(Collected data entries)
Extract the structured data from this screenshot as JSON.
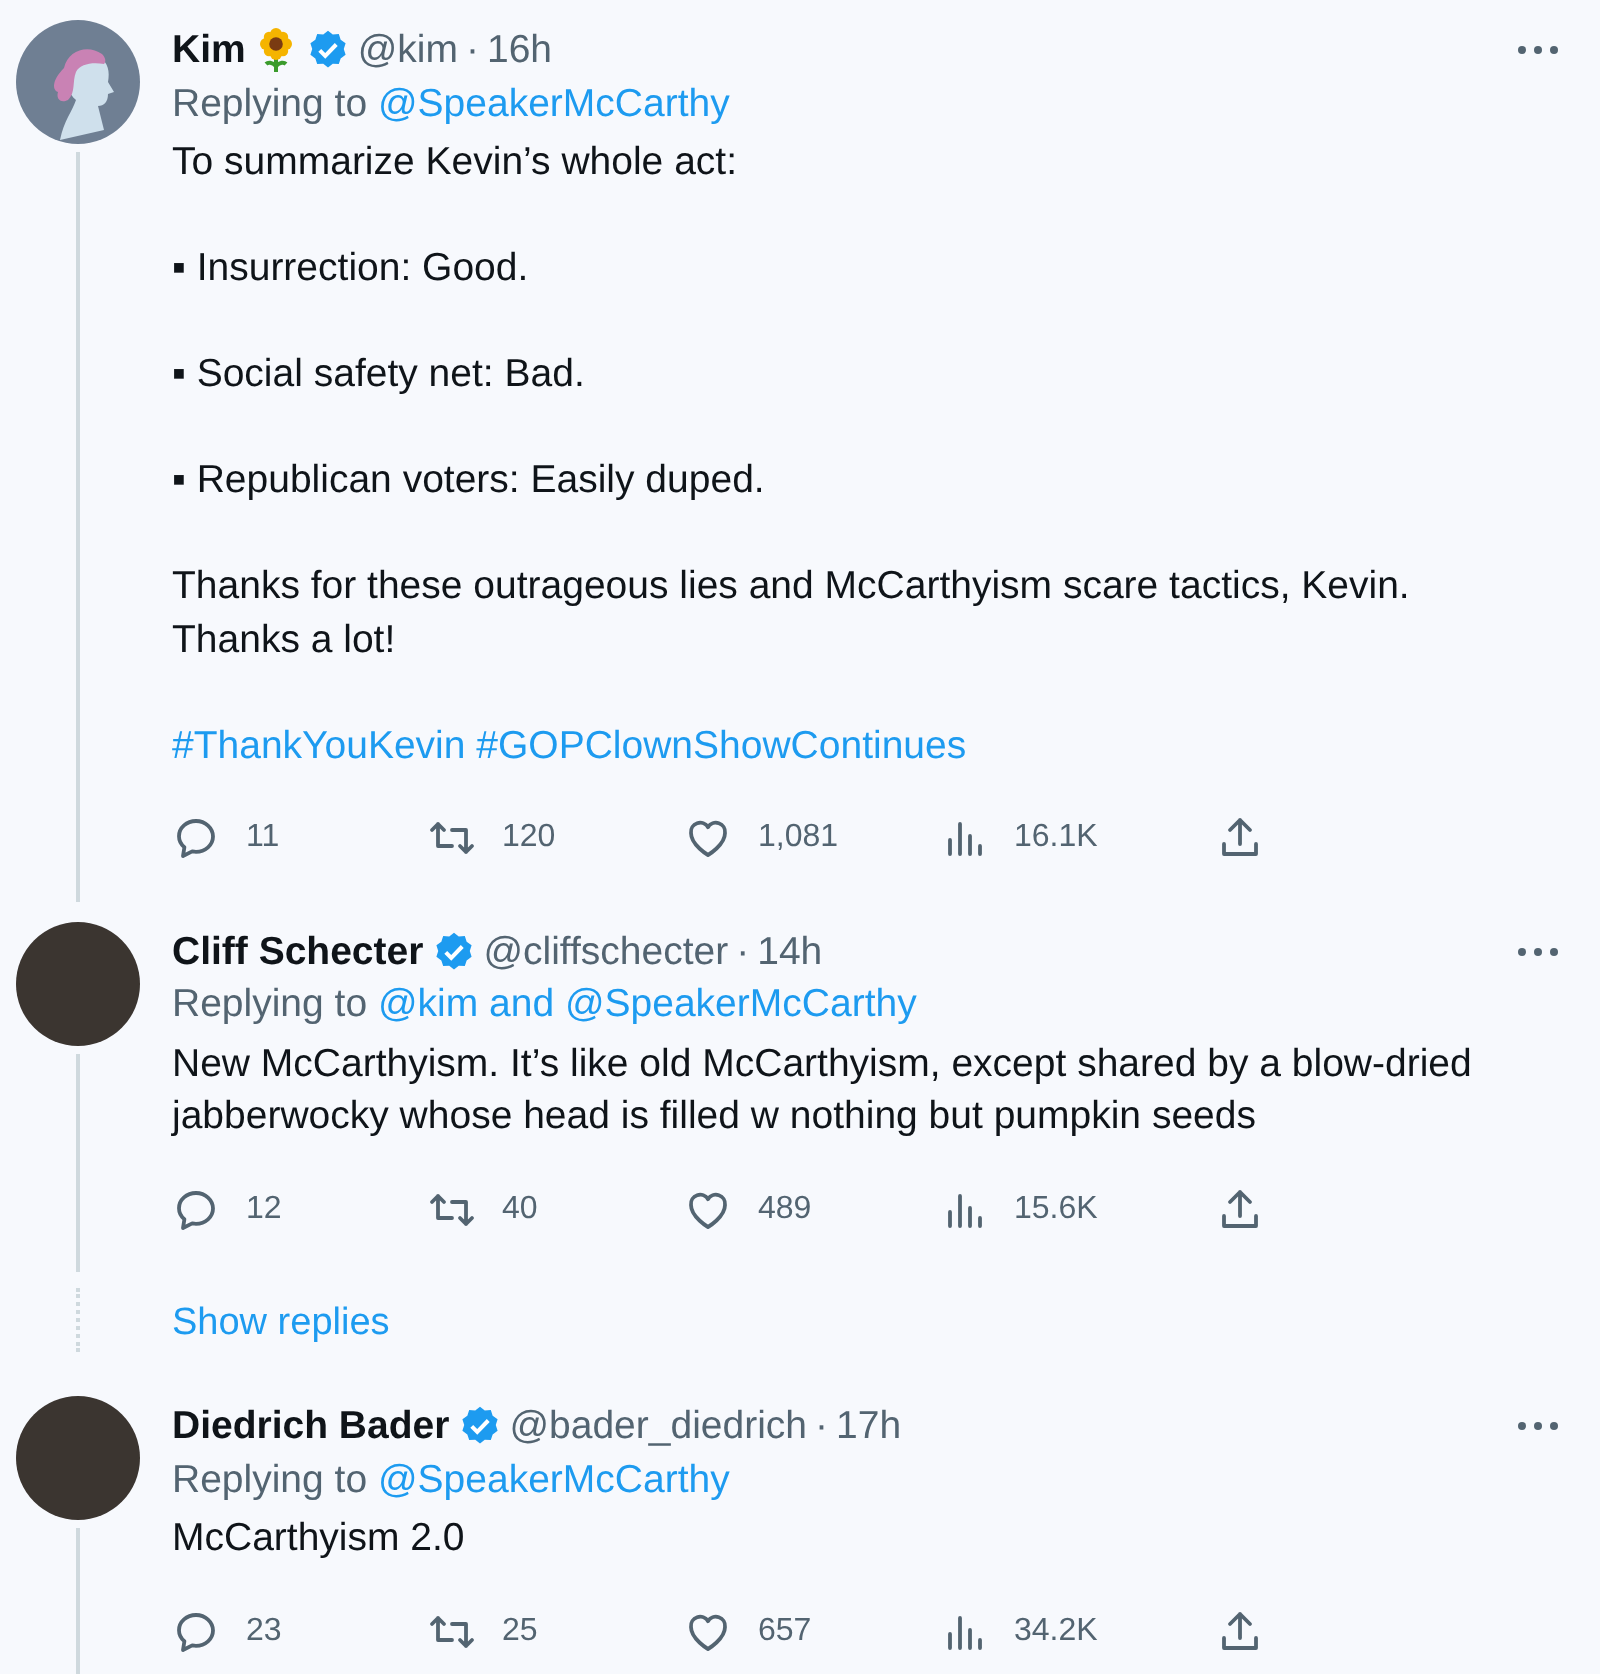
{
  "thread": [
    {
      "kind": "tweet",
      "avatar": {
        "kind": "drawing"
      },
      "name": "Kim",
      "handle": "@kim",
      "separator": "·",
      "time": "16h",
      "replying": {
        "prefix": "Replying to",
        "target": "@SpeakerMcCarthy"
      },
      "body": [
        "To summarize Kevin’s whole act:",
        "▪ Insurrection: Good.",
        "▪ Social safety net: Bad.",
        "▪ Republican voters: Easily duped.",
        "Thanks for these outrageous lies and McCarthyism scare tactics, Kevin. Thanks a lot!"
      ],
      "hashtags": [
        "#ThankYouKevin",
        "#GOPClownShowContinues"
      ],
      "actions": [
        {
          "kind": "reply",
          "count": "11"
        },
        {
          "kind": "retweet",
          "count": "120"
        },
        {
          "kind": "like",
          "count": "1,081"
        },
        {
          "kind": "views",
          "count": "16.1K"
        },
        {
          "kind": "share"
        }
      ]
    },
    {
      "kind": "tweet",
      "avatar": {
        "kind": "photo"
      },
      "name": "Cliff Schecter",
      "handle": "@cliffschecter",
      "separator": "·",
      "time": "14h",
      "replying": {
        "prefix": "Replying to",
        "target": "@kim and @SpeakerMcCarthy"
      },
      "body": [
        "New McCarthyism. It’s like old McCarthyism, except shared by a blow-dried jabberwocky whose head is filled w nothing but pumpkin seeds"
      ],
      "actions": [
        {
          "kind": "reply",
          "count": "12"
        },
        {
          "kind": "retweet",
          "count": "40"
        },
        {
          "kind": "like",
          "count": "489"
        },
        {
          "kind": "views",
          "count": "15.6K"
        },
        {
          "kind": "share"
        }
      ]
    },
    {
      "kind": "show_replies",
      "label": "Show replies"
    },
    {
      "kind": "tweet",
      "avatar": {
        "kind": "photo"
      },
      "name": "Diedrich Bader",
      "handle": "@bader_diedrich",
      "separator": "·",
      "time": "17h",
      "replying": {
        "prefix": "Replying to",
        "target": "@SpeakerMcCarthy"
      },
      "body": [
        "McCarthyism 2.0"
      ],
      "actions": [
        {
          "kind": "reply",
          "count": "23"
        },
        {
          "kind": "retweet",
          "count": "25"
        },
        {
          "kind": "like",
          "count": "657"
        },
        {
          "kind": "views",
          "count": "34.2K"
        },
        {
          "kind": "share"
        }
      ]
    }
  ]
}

■ **Exercise objective**
Pictures in the records must not appear in the copy; transcribe everything else precisely.

■ **Task output**
Extract the structured data from this screenshot as JSON.
{
  "thread": [
    {
      "kind": "tweet",
      "avatar": {
        "kind": "drawing"
      },
      "name": "Kim",
      "handle": "@kim",
      "separator": "·",
      "time": "16h",
      "replying": {
        "prefix": "Replying to",
        "target": "@SpeakerMcCarthy"
      },
      "body": [
        "To summarize Kevin’s whole act:",
        "▪ Insurrection: Good.",
        "▪ Social safety net: Bad.",
        "▪ Republican voters: Easily duped.",
        "Thanks for these outrageous lies and McCarthyism scare tactics, Kevin. Thanks a lot!"
      ],
      "hashtags": [
        "#ThankYouKevin",
        "#GOPClownShowContinues"
      ],
      "actions": [
        {
          "kind": "reply",
          "count": "11"
        },
        {
          "kind": "retweet",
          "count": "120"
        },
        {
          "kind": "like",
          "count": "1,081"
        },
        {
          "kind": "views",
          "count": "16.1K"
        },
        {
          "kind": "share"
        }
      ]
    },
    {
      "kind": "tweet",
      "avatar": {
        "kind": "photo"
      },
      "name": "Cliff Schecter",
      "handle": "@cliffschecter",
      "separator": "·",
      "time": "14h",
      "replying": {
        "prefix": "Replying to",
        "target": "@kim and @SpeakerMcCarthy"
      },
      "body": [
        "New McCarthyism. It’s like old McCarthyism, except shared by a blow-dried jabberwocky whose head is filled w nothing but pumpkin seeds"
      ],
      "actions": [
        {
          "kind": "reply",
          "count": "12"
        },
        {
          "kind": "retweet",
          "count": "40"
        },
        {
          "kind": "like",
          "count": "489"
        },
        {
          "kind": "views",
          "count": "15.6K"
        },
        {
          "kind": "share"
        }
      ]
    },
    {
      "kind": "show_replies",
      "label": "Show replies"
    },
    {
      "kind": "tweet",
      "avatar": {
        "kind": "photo"
      },
      "name": "Diedrich Bader",
      "handle": "@bader_diedrich",
      "separator": "·",
      "time": "17h",
      "replying": {
        "prefix": "Replying to",
        "target": "@SpeakerMcCarthy"
      },
      "body": [
        "McCarthyism 2.0"
      ],
      "actions": [
        {
          "kind": "reply",
          "count": "23"
        },
        {
          "kind": "retweet",
          "count": "25"
        },
        {
          "kind": "like",
          "count": "657"
        },
        {
          "kind": "views",
          "count": "34.2K"
        },
        {
          "kind": "share"
        }
      ]
    }
  ]
}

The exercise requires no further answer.